TASK REQUIREMENTS:
Scan the data below and pick out the lines containing the word "symptoms".

--- Start ---

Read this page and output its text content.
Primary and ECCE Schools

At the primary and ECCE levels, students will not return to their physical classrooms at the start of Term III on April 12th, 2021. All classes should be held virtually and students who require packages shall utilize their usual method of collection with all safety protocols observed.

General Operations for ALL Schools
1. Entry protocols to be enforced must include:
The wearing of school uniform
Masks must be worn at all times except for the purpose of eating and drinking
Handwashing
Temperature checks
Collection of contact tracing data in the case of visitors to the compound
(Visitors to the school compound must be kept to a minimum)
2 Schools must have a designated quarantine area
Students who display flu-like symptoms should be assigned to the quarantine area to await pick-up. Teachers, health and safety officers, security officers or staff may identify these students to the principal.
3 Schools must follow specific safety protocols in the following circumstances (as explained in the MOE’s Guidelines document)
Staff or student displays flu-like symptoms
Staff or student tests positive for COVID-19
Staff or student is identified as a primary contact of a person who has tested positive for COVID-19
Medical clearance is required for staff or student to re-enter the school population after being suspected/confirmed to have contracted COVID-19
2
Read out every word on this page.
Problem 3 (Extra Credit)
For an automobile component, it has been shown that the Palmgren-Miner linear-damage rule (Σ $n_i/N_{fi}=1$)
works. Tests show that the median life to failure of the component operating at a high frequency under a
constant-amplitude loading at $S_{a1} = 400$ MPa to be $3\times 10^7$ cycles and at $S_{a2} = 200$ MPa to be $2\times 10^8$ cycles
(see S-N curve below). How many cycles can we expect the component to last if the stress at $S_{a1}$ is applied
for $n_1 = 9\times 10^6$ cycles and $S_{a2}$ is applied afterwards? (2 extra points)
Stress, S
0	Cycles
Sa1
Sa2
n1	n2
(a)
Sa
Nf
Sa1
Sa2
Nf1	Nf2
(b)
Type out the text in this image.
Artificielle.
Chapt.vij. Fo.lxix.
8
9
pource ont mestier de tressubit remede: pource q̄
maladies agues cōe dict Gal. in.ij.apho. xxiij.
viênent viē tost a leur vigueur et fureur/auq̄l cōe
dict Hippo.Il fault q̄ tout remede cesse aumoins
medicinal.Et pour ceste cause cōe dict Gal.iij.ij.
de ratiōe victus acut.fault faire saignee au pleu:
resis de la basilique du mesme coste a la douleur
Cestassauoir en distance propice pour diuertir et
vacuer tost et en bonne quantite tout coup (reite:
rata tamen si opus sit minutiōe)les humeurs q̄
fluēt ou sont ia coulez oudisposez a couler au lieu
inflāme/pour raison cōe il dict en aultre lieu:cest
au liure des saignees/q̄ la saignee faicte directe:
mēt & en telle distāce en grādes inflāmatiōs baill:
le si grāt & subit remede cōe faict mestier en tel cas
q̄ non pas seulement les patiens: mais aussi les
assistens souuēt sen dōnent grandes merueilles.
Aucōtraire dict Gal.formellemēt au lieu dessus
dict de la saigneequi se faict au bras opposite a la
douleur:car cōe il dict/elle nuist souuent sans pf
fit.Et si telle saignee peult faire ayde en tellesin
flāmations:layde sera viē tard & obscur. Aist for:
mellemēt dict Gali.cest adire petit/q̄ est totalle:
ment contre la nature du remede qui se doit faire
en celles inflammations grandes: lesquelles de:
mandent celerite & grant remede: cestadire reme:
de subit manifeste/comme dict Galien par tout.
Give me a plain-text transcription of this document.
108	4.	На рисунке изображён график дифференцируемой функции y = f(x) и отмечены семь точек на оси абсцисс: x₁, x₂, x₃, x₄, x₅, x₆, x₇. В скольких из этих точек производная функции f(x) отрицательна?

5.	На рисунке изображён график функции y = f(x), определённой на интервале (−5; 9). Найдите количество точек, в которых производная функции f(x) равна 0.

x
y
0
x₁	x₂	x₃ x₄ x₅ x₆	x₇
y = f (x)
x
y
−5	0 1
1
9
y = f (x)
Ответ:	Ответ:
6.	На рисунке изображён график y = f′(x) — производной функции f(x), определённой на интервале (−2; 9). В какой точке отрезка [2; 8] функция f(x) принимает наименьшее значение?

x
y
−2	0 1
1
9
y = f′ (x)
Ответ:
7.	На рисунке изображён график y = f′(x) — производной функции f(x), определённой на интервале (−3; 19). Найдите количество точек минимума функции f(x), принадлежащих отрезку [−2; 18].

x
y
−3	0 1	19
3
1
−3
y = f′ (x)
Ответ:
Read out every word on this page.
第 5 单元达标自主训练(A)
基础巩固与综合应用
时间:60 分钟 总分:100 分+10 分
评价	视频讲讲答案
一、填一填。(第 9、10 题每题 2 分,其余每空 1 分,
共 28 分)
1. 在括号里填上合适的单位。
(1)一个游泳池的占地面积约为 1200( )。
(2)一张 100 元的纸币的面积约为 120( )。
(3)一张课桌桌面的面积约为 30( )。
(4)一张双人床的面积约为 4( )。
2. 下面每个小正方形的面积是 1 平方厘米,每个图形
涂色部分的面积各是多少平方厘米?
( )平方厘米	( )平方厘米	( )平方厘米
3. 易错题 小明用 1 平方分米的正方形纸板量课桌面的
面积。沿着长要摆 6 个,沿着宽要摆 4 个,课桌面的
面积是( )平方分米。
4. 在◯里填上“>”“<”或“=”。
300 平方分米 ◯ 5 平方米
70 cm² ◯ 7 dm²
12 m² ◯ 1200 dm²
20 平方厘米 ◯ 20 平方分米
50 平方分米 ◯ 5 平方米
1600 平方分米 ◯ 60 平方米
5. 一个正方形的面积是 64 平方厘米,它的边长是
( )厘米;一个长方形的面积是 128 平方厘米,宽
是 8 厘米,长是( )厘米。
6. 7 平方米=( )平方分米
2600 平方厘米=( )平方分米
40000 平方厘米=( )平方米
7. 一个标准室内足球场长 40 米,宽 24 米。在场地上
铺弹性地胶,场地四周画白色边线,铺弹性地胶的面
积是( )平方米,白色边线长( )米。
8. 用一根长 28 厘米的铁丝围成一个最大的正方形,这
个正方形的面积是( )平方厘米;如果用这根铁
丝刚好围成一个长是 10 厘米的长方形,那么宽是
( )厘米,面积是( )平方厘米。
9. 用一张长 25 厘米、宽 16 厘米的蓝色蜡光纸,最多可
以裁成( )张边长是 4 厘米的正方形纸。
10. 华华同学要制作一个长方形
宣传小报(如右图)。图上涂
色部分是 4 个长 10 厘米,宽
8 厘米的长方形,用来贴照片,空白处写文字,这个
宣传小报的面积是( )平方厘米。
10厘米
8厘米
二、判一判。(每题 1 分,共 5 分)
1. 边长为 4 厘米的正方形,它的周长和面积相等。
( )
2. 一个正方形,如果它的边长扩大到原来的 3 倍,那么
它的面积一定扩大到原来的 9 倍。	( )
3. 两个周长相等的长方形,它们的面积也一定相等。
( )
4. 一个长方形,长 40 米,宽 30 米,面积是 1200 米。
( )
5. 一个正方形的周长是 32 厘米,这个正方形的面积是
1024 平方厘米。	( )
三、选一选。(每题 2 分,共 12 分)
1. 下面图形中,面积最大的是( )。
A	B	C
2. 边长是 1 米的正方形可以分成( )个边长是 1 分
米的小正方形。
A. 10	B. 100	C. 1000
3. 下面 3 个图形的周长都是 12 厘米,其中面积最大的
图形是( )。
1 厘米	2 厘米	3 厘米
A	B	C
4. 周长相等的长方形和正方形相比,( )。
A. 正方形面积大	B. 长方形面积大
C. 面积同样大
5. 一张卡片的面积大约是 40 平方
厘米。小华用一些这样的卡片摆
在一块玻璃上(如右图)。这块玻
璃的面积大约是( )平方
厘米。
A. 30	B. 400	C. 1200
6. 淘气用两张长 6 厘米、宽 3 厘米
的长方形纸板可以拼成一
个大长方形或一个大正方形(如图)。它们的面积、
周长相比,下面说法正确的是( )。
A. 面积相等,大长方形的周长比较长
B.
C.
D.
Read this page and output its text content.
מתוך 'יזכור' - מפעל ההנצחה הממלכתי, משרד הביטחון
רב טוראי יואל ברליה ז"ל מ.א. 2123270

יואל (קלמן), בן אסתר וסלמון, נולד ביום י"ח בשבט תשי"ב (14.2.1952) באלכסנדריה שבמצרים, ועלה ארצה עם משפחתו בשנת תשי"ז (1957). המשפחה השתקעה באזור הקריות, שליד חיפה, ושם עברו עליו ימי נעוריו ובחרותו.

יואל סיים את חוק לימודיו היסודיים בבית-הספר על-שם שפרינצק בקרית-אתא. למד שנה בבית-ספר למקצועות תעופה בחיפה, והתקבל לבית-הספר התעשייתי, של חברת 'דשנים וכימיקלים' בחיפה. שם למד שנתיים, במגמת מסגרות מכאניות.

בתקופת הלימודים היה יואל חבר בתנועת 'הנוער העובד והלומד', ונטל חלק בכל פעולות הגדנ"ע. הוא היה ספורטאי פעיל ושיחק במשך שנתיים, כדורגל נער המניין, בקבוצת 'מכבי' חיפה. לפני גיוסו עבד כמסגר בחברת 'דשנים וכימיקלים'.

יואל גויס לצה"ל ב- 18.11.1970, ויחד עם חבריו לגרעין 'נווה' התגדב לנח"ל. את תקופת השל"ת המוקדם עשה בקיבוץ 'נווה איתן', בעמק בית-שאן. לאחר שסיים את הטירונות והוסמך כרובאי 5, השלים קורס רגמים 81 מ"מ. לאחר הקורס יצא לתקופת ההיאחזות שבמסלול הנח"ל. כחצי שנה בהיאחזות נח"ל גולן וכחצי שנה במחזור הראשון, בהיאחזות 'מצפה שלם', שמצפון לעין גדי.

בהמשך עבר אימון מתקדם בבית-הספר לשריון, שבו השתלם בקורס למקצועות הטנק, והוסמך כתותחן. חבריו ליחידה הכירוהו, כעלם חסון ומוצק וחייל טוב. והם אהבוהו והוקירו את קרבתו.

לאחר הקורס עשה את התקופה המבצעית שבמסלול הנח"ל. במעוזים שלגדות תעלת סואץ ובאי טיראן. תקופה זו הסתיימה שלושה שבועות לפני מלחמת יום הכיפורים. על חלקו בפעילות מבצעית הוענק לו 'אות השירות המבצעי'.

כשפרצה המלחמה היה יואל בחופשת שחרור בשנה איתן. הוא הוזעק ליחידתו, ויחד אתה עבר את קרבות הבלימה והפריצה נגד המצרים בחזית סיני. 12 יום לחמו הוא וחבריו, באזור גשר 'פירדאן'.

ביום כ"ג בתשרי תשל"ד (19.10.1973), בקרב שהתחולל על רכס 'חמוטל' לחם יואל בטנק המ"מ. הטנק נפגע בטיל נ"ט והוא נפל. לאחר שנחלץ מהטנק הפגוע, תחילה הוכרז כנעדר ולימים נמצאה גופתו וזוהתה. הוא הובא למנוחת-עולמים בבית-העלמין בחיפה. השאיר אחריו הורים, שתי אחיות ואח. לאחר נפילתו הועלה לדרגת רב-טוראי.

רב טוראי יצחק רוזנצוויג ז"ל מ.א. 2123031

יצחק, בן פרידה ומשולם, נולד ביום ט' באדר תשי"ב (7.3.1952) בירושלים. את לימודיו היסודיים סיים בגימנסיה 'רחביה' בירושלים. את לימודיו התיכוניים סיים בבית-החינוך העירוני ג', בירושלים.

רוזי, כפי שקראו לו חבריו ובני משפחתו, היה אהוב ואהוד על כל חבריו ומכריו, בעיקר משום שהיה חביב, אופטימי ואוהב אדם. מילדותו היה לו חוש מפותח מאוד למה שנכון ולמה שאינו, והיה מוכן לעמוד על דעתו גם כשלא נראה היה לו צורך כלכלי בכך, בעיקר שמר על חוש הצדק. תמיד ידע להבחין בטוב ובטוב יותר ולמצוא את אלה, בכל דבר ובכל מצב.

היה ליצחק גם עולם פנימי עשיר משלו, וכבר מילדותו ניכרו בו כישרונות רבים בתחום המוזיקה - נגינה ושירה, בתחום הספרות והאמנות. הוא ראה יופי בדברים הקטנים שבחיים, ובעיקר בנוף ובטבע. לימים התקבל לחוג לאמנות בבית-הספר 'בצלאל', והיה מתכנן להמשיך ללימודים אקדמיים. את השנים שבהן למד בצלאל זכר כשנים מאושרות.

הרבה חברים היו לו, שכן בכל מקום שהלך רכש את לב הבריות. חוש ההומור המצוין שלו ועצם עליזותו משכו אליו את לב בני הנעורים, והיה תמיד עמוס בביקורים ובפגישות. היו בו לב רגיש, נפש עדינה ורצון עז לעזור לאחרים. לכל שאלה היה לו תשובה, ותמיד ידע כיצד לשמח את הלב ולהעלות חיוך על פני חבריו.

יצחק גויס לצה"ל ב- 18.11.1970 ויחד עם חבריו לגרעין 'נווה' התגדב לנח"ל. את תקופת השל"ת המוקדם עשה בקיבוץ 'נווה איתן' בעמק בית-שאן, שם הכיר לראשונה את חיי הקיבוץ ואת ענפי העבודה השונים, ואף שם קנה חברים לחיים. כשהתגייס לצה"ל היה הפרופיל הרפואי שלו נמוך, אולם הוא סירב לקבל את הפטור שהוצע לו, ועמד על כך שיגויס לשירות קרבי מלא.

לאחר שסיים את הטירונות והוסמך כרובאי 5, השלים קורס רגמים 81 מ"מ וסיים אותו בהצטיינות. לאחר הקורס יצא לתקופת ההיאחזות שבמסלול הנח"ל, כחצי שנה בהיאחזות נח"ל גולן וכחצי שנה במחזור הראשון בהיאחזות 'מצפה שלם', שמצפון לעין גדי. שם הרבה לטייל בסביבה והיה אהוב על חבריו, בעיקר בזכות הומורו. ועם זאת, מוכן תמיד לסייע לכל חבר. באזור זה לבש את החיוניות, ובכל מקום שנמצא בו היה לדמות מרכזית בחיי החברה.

--- End ---

ANSWER FOR THE TASK:
Students who display flu-like symptoms should be assigned to the quarantine area to await pick-up. Teachers, health and safety officers, security officers or staff may identify these students to the principal.
Staff or student displays flu-like symptoms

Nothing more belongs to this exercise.